Interest Rate Risk Management
In 2009, interest rate risk management activities resulted in a decrease to interest expense of less than $1 million.
At December 31, 2009, Husky had the following interest rate swaps in place:
| • | | U.S. $100 million of long-term debt whereby a fixed interest rate of 7.55% was swapped for LIBOR + 420 bps until November 15, 2016. |
| • | | U.S. $275 million of long-term debt whereby a fixed interest rate of 6.20% was swapped for LIBOR + 265 bps blended until September 15, 2017. |
During 2009, these swaps resulted in an offset to interest expense amounting to less than $1 million.
In 2008, interest rate swaps on $200 million of long-term debt were discontinued as a fair value hedge as the $200 million medium-term notes were redeemed. During 2009, a loss of less than $1 million was recognized in other expenses in the Consolidated Statements of Earnings and Comprehensive Income.
The amortization of previous interest rate swap terminations resulted in an additional $3 million offset to interest expense in 2009.
Cross currency swaps resulted in an addition to interest expense of $4 million in 2009.
Credit and Contract Risk
Husky actively manages its exposure to credit and contract execution risk from both a customer and a supplier perspective.

**OBJECTIVE:** Reproduce the passage on Husky's interest rate risk, starting at "In 2008, interest" and ending at "expense in 2009.".

**STORED DATA:**
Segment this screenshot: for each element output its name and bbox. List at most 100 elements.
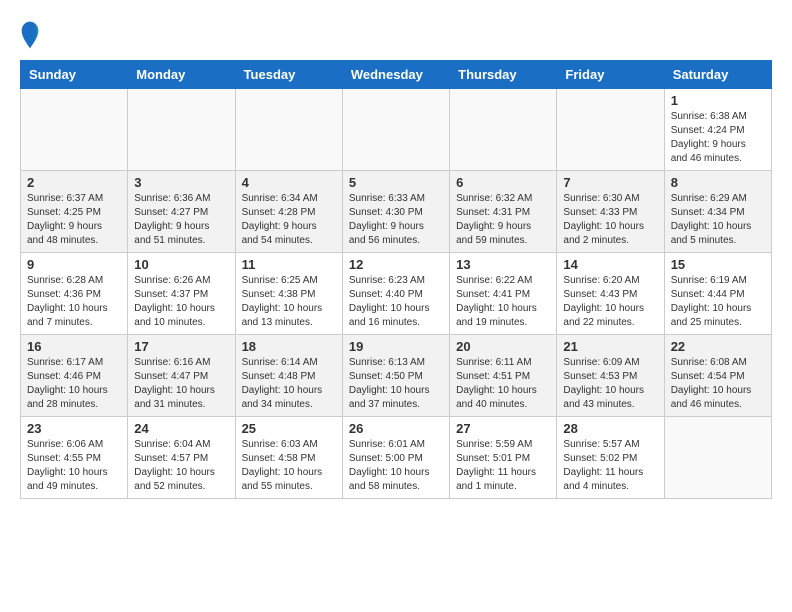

**SOLUTION TO THE PROBLEM:**
In 2008, interest rate swaps on $200 million of long-term debt were discontinued as a fair value hedge as the $200 million medium-term notes were redeemed. During 2009, a loss of less than $1 million was recognized in other expenses in the Consolidated Statements of Earnings and Comprehensive Income.
The amortization of previous interest rate swap terminations resulted in an additional $3 million offset to interest expense in 2009.